TASK TO COMPLETE – Look through the lines below and extract each one that contains "реализации".

DATASET ROWS –
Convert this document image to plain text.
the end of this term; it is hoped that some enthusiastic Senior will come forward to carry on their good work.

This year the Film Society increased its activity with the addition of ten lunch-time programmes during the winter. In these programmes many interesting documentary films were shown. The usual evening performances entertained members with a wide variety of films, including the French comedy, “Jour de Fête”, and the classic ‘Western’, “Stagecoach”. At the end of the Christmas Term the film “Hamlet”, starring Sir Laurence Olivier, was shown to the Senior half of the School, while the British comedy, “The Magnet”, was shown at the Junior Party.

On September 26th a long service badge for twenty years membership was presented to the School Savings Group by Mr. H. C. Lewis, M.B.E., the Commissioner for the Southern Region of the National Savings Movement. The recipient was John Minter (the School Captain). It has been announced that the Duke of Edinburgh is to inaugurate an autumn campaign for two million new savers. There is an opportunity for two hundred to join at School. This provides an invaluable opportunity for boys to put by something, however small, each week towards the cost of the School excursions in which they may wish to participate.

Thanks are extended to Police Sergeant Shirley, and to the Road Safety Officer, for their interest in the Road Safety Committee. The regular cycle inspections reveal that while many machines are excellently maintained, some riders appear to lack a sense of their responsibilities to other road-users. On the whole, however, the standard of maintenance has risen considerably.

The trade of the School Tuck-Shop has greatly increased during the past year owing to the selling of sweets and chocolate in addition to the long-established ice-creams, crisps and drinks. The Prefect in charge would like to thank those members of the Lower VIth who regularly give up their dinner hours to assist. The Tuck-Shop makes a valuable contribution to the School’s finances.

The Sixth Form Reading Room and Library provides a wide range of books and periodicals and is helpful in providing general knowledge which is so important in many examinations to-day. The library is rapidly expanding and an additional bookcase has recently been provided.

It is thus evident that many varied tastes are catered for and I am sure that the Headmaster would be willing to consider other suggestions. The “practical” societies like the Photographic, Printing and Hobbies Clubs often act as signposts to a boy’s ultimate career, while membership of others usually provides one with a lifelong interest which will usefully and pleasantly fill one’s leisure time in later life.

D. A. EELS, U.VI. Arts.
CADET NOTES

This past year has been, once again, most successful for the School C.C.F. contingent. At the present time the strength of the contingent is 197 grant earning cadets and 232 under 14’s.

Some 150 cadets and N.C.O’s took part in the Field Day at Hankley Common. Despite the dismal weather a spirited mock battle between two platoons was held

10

==

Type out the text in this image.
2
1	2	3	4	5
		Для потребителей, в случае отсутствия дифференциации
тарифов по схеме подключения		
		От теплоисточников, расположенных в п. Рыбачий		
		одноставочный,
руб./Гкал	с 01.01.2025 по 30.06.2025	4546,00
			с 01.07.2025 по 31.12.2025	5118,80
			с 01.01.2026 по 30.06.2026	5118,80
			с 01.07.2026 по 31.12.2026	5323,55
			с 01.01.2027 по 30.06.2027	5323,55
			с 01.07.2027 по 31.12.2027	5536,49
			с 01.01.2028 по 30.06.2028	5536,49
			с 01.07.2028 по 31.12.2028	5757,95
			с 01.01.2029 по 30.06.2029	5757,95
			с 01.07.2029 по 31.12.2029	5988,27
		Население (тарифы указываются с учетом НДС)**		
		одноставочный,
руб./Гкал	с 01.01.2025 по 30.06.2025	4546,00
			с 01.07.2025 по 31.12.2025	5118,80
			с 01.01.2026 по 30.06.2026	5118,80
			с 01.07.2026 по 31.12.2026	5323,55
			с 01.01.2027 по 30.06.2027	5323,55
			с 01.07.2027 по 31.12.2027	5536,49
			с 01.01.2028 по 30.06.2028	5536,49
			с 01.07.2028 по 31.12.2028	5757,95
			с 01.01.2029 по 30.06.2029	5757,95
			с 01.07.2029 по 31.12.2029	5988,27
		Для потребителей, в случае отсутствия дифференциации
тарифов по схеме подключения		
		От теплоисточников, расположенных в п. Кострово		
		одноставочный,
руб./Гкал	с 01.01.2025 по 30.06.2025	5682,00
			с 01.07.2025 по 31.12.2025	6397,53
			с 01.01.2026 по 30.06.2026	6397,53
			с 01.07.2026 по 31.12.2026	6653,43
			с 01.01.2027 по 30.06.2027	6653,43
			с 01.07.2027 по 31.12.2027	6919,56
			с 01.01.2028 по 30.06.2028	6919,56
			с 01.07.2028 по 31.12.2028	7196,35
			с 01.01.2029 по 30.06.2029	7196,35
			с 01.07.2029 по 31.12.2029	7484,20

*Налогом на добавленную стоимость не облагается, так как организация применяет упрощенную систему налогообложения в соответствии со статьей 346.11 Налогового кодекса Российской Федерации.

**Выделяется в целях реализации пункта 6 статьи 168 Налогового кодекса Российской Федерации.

==

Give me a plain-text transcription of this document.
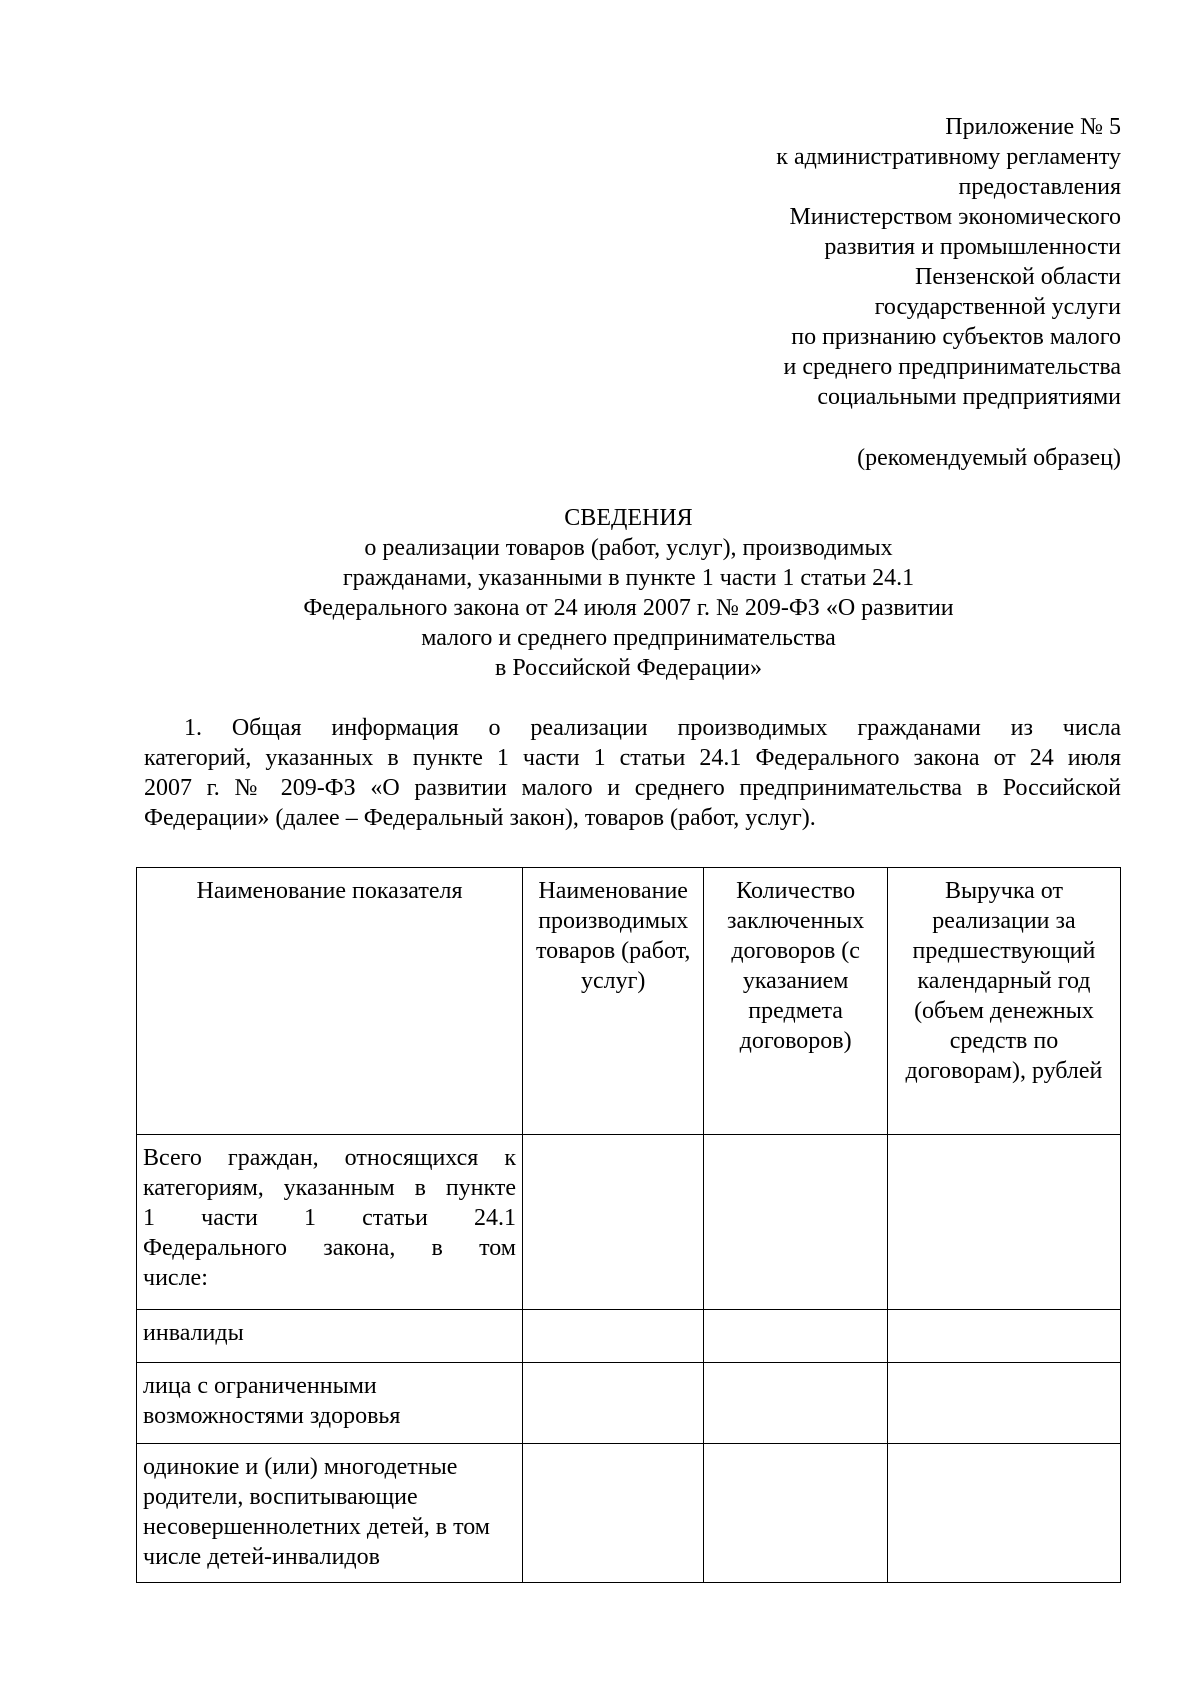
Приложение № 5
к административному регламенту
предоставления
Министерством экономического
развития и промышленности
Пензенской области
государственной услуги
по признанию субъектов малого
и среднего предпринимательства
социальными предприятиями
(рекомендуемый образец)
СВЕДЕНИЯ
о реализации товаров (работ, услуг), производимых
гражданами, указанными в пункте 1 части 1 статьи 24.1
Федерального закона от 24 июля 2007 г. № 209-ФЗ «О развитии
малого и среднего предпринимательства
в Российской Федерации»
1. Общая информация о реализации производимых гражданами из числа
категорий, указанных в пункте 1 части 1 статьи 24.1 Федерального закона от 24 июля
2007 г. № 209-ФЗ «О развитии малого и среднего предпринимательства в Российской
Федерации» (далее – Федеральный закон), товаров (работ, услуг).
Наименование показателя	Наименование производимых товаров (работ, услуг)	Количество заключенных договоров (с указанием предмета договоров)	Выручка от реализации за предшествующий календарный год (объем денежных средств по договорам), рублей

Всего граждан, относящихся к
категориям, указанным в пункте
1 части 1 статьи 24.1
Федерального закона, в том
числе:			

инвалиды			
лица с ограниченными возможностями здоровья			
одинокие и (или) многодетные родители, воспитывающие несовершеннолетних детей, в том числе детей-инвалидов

ANSWER TO THIS EXERCISE –
**Выделяется в целях реализации пункта 6 статьи 168 Налогового кодекса Российской Федерации.
о реализации товаров (работ, услуг), производимых
1. Общая информация о реализации производимых гражданами из числа
Наименование показателя	Наименование производимых товаров (работ, услуг)	Количество заключенных договоров (с указанием предмета договоров)	Выручка от реализации за предшествующий календарный год (объем денежных средств по договорам), рублей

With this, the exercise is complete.